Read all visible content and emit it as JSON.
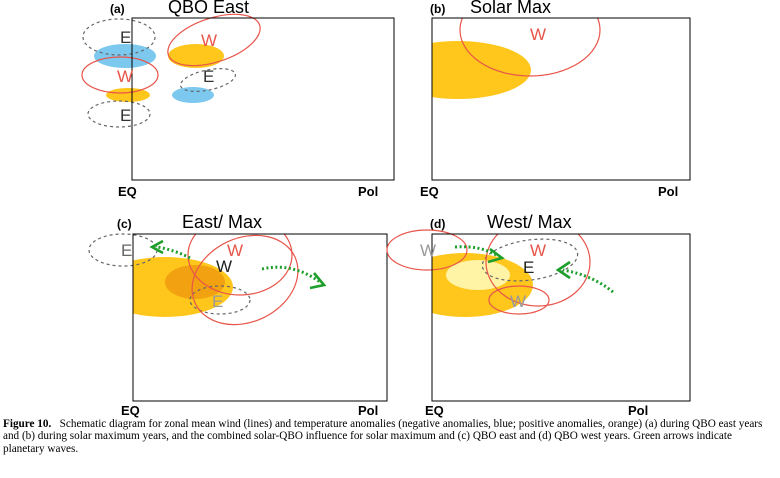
{
  "panels": [
    {
      "tag": "(a)",
      "title": "QBO East",
      "x_left": "EQ",
      "x_right": "Pol"
    },
    {
      "tag": "(b)",
      "title": "Solar Max",
      "x_left": "EQ",
      "x_right": "Pol"
    },
    {
      "tag": "(c)",
      "title": "East/ Max",
      "x_left": "EQ",
      "x_right": "Pol"
    },
    {
      "tag": "(d)",
      "title": "West/ Max",
      "x_left": "EQ",
      "x_right": "Pol"
    }
  ],
  "labels": {
    "west": "W",
    "east": "E"
  },
  "colors": {
    "westerly_line": "#e8554a",
    "easterly_line": "#666666",
    "negative_anomaly": "#7cc8ee",
    "positive_anomaly": "#ffc61c",
    "positive_anomaly_dark": "#f2a110",
    "positive_anomaly_light": "#fff3a6",
    "planetary_wave": "#1e9e2a"
  },
  "caption": {
    "lead": "Figure 10.",
    "text": "Schematic diagram for zonal mean wind (lines) and temperature anomalies (negative anomalies, blue; positive anomalies, orange) (a) during QBO east years and (b) during solar maximum years, and the combined solar-QBO influence for solar maximum and (c) QBO east and (d) QBO west years. Green arrows indicate planetary waves."
  }
}
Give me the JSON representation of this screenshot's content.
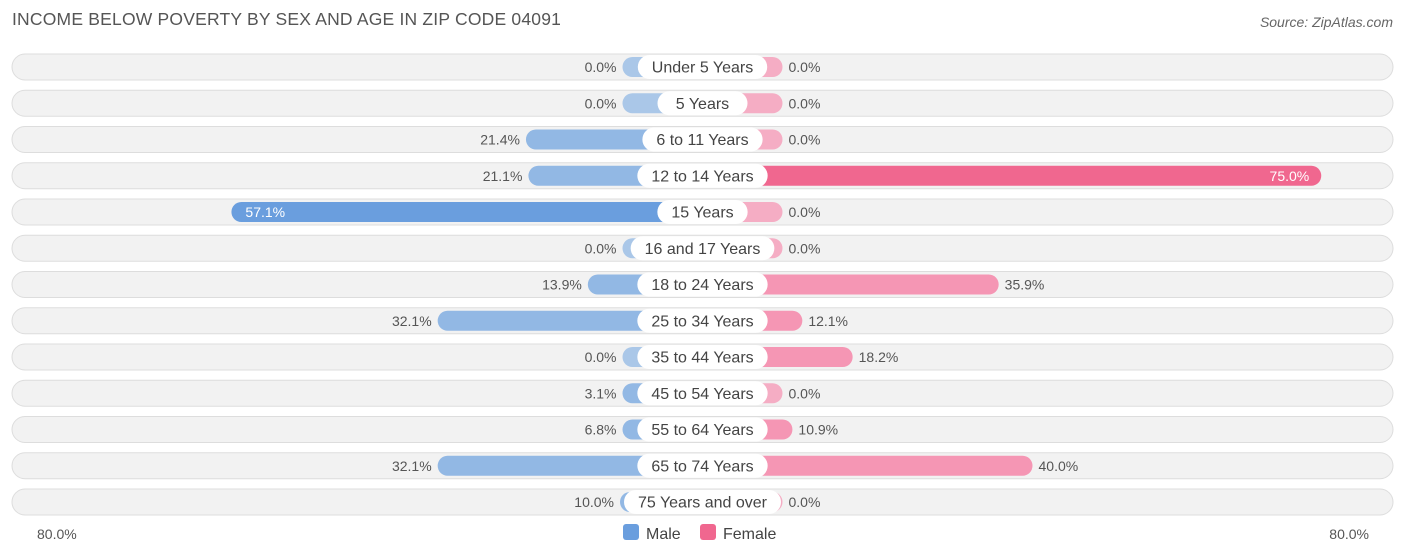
{
  "title": "INCOME BELOW POVERTY BY SEX AND AGE IN ZIP CODE 04091",
  "source": "Source: ZipAtlas.com",
  "chart_data": {
    "type": "bar",
    "orientation": "horizontal-diverging",
    "title": "INCOME BELOW POVERTY BY SEX AND AGE IN ZIP CODE 04091",
    "categories": [
      "Under 5 Years",
      "5 Years",
      "6 to 11 Years",
      "12 to 14 Years",
      "15 Years",
      "16 and 17 Years",
      "18 to 24 Years",
      "25 to 34 Years",
      "35 to 44 Years",
      "45 to 54 Years",
      "55 to 64 Years",
      "65 to 74 Years",
      "75 Years and over"
    ],
    "series": [
      {
        "name": "Male",
        "values": [
          0.0,
          0.0,
          21.4,
          21.1,
          57.1,
          0.0,
          13.9,
          32.1,
          0.0,
          3.1,
          6.8,
          32.1,
          10.0
        ],
        "color": "#92b8e4",
        "highlight_color": "#6a9ede"
      },
      {
        "name": "Female",
        "values": [
          0.0,
          0.0,
          0.0,
          75.0,
          0.0,
          0.0,
          35.9,
          12.1,
          18.2,
          0.0,
          10.9,
          40.0,
          0.0
        ],
        "color": "#f596b4",
        "highlight_color": "#f0678f"
      }
    ],
    "xlim": [
      -80,
      80
    ],
    "axis_labels": {
      "left": "80.0%",
      "right": "80.0%"
    },
    "legend": [
      "Male",
      "Female"
    ],
    "legend_position": "bottom-center",
    "value_suffix": "%"
  }
}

◆ Work to complete: What is the number of lines in the records that contain "CODE"? Give that number only.

◆ Answer to the exercise: 2